Output every line of the listing below word for word, with nothing changed.

(Data listing)
* Start *
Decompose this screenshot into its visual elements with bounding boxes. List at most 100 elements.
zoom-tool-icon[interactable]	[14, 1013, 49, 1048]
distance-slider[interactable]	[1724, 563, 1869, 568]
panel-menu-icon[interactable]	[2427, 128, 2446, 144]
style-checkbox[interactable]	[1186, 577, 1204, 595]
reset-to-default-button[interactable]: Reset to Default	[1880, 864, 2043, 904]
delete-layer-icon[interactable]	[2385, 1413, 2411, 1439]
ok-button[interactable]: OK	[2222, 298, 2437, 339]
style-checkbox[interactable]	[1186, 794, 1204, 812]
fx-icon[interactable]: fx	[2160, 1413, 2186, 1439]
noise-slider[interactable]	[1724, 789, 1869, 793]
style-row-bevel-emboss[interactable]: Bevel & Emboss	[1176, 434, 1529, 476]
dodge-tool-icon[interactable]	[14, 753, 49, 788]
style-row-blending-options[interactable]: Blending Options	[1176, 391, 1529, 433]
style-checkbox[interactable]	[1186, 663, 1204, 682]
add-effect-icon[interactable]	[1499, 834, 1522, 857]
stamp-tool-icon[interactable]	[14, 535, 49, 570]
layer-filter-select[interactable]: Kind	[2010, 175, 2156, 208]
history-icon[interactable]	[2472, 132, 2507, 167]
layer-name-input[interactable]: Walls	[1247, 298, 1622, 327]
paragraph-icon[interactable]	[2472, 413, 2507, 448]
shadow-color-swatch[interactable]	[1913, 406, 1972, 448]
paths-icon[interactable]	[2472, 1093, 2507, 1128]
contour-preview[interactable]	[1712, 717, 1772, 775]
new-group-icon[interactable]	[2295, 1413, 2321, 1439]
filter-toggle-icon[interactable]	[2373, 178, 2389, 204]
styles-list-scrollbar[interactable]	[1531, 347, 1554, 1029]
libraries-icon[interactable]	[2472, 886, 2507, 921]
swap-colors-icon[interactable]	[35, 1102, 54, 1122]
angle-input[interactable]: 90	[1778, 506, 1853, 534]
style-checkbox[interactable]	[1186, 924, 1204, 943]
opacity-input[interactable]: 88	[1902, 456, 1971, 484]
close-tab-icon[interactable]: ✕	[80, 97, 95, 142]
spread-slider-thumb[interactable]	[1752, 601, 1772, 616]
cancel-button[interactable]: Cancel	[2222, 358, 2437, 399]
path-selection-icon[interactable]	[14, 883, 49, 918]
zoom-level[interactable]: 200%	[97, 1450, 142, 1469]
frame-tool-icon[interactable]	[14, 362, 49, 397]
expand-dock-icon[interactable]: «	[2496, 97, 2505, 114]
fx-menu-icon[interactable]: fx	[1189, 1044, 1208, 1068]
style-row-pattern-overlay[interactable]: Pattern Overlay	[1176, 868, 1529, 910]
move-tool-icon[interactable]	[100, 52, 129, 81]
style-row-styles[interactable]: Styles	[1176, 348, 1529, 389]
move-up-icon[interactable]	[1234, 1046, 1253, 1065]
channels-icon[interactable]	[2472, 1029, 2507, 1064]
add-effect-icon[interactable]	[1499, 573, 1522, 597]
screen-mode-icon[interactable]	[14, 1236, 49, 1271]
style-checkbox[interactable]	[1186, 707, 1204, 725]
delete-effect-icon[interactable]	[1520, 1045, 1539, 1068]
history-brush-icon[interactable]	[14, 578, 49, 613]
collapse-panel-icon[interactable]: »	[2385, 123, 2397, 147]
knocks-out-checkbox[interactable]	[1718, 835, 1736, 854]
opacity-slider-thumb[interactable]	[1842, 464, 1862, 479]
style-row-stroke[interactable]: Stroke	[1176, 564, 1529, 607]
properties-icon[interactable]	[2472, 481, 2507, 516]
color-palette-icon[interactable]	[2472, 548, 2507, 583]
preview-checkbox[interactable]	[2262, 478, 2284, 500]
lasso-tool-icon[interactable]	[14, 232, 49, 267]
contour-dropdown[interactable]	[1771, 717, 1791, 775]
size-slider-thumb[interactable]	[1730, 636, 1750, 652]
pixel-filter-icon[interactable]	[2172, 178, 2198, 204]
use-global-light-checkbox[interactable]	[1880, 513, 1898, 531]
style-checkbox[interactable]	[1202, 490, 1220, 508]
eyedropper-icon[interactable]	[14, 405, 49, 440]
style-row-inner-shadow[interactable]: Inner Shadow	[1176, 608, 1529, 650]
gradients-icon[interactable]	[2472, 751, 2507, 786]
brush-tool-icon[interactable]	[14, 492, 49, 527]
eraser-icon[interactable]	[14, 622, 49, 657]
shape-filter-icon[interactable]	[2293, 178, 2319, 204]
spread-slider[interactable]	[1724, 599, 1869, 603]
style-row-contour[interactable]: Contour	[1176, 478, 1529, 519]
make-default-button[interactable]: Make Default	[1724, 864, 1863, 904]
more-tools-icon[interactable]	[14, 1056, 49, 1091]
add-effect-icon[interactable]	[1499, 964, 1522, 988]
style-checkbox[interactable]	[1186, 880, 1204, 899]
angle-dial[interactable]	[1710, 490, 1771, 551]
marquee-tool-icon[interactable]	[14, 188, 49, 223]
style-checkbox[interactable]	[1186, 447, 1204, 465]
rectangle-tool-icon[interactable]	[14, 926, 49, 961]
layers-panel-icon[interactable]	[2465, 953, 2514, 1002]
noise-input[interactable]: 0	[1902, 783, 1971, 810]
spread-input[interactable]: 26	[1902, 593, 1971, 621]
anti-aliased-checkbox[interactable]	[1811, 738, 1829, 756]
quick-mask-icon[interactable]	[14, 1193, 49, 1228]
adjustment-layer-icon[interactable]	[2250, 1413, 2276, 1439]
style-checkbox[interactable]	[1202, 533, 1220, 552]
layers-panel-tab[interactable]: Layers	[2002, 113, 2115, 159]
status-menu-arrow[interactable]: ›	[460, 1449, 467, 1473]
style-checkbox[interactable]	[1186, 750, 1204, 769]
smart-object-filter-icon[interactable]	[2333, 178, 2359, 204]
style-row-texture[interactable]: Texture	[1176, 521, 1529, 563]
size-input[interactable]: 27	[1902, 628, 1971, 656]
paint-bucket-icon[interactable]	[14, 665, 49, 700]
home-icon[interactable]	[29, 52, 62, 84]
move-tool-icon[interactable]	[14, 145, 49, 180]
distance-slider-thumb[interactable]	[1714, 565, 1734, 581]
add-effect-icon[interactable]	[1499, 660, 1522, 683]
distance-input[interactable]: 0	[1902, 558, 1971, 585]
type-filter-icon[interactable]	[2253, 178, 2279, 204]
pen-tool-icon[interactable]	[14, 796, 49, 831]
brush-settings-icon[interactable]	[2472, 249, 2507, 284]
* End *
**Response to the task**
Decompose this screenshot into its visual elements with bounding boxes. List at most 100 elements.
zoom-tool-icon[interactable]	[14, 1013, 49, 1048]
distance-slider[interactable]	[1724, 563, 1869, 568]
panel-menu-icon[interactable]	[2427, 128, 2446, 144]
style-checkbox[interactable]	[1186, 577, 1204, 595]
reset-to-default-button[interactable]: Reset to Default	[1880, 864, 2043, 904]
delete-layer-icon[interactable]	[2385, 1413, 2411, 1439]
ok-button[interactable]: OK	[2222, 298, 2437, 339]
style-checkbox[interactable]	[1186, 794, 1204, 812]
fx-icon[interactable]: fx	[2160, 1413, 2186, 1439]
noise-slider[interactable]	[1724, 789, 1869, 793]
style-row-bevel-emboss[interactable]: Bevel & Emboss	[1176, 434, 1529, 476]
dodge-tool-icon[interactable]	[14, 753, 49, 788]
style-row-blending-options[interactable]: Blending Options	[1176, 391, 1529, 433]
style-checkbox[interactable]	[1186, 663, 1204, 682]
add-effect-icon[interactable]	[1499, 834, 1522, 857]
stamp-tool-icon[interactable]	[14, 535, 49, 570]
layer-filter-select[interactable]: Kind	[2010, 175, 2156, 208]
history-icon[interactable]	[2472, 132, 2507, 167]
layer-name-input[interactable]: Walls	[1247, 298, 1622, 327]
paragraph-icon[interactable]	[2472, 413, 2507, 448]
shadow-color-swatch[interactable]	[1913, 406, 1972, 448]
paths-icon[interactable]	[2472, 1093, 2507, 1128]
contour-preview[interactable]	[1712, 717, 1772, 775]
new-group-icon[interactable]	[2295, 1413, 2321, 1439]
filter-toggle-icon[interactable]	[2373, 178, 2389, 204]
styles-list-scrollbar[interactable]	[1531, 347, 1554, 1029]
libraries-icon[interactable]	[2472, 886, 2507, 921]
swap-colors-icon[interactable]	[35, 1102, 54, 1122]
angle-input[interactable]: 90	[1778, 506, 1853, 534]
style-checkbox[interactable]	[1186, 924, 1204, 943]
opacity-input[interactable]: 88	[1902, 456, 1971, 484]
close-tab-icon[interactable]: ✕	[80, 97, 95, 142]
spread-slider-thumb[interactable]	[1752, 601, 1772, 616]
cancel-button[interactable]: Cancel	[2222, 358, 2437, 399]
path-selection-icon[interactable]	[14, 883, 49, 918]
zoom-level[interactable]: 200%	[97, 1450, 142, 1469]
frame-tool-icon[interactable]	[14, 362, 49, 397]
expand-dock-icon[interactable]: «	[2496, 97, 2505, 114]
fx-menu-icon[interactable]: fx	[1189, 1044, 1208, 1068]
style-row-pattern-overlay[interactable]: Pattern Overlay	[1176, 868, 1529, 910]
move-tool-icon[interactable]	[100, 52, 129, 81]
style-row-styles[interactable]: Styles	[1176, 348, 1529, 389]
move-up-icon[interactable]	[1234, 1046, 1253, 1065]
channels-icon[interactable]	[2472, 1029, 2507, 1064]
add-effect-icon[interactable]	[1499, 573, 1522, 597]
screen-mode-icon[interactable]	[14, 1236, 49, 1271]
style-checkbox[interactable]	[1186, 707, 1204, 725]
delete-effect-icon[interactable]	[1520, 1045, 1539, 1068]
history-brush-icon[interactable]	[14, 578, 49, 613]
collapse-panel-icon[interactable]: »	[2385, 123, 2397, 147]
knocks-out-checkbox[interactable]	[1718, 835, 1736, 854]
opacity-slider-thumb[interactable]	[1842, 464, 1862, 479]
style-row-stroke[interactable]: Stroke	[1176, 564, 1529, 607]
properties-icon[interactable]	[2472, 481, 2507, 516]
color-palette-icon[interactable]	[2472, 548, 2507, 583]
preview-checkbox[interactable]	[2262, 478, 2284, 500]
lasso-tool-icon[interactable]	[14, 232, 49, 267]
contour-dropdown[interactable]	[1771, 717, 1791, 775]
size-slider-thumb[interactable]	[1730, 636, 1750, 652]
pixel-filter-icon[interactable]	[2172, 178, 2198, 204]
use-global-light-checkbox[interactable]	[1880, 513, 1898, 531]
style-checkbox[interactable]	[1202, 490, 1220, 508]
eyedropper-icon[interactable]	[14, 405, 49, 440]
style-row-inner-shadow[interactable]: Inner Shadow	[1176, 608, 1529, 650]
gradients-icon[interactable]	[2472, 751, 2507, 786]
brush-tool-icon[interactable]	[14, 492, 49, 527]
eraser-icon[interactable]	[14, 622, 49, 657]
shape-filter-icon[interactable]	[2293, 178, 2319, 204]
spread-slider[interactable]	[1724, 599, 1869, 603]
style-row-contour[interactable]: Contour	[1176, 478, 1529, 519]
make-default-button[interactable]: Make Default	[1724, 864, 1863, 904]
more-tools-icon[interactable]	[14, 1056, 49, 1091]
add-effect-icon[interactable]	[1499, 964, 1522, 988]
style-checkbox[interactable]	[1186, 880, 1204, 899]
angle-dial[interactable]	[1710, 490, 1771, 551]
marquee-tool-icon[interactable]	[14, 188, 49, 223]
style-checkbox[interactable]	[1186, 447, 1204, 465]
rectangle-tool-icon[interactable]	[14, 926, 49, 961]
layers-panel-icon[interactable]	[2465, 953, 2514, 1002]
noise-input[interactable]: 0	[1902, 783, 1971, 810]
spread-input[interactable]: 26	[1902, 593, 1971, 621]
anti-aliased-checkbox[interactable]	[1811, 738, 1829, 756]
quick-mask-icon[interactable]	[14, 1193, 49, 1228]
adjustment-layer-icon[interactable]	[2250, 1413, 2276, 1439]
style-checkbox[interactable]	[1202, 533, 1220, 552]
layers-panel-tab[interactable]: Layers	[2002, 113, 2115, 159]
status-menu-arrow[interactable]: ›	[460, 1449, 467, 1473]
style-checkbox[interactable]	[1186, 750, 1204, 769]
smart-object-filter-icon[interactable]	[2333, 178, 2359, 204]
style-row-texture[interactable]: Texture	[1176, 521, 1529, 563]
size-input[interactable]: 27	[1902, 628, 1971, 656]
paint-bucket-icon[interactable]	[14, 665, 49, 700]
home-icon[interactable]	[29, 52, 62, 84]
move-tool-icon[interactable]	[14, 145, 49, 180]
distance-slider-thumb[interactable]	[1714, 565, 1734, 581]
add-effect-icon[interactable]	[1499, 660, 1522, 683]
distance-input[interactable]: 0	[1902, 558, 1971, 585]
type-filter-icon[interactable]	[2253, 178, 2279, 204]
pen-tool-icon[interactable]	[14, 796, 49, 831]
brush-settings-icon[interactable]	[2472, 249, 2507, 284]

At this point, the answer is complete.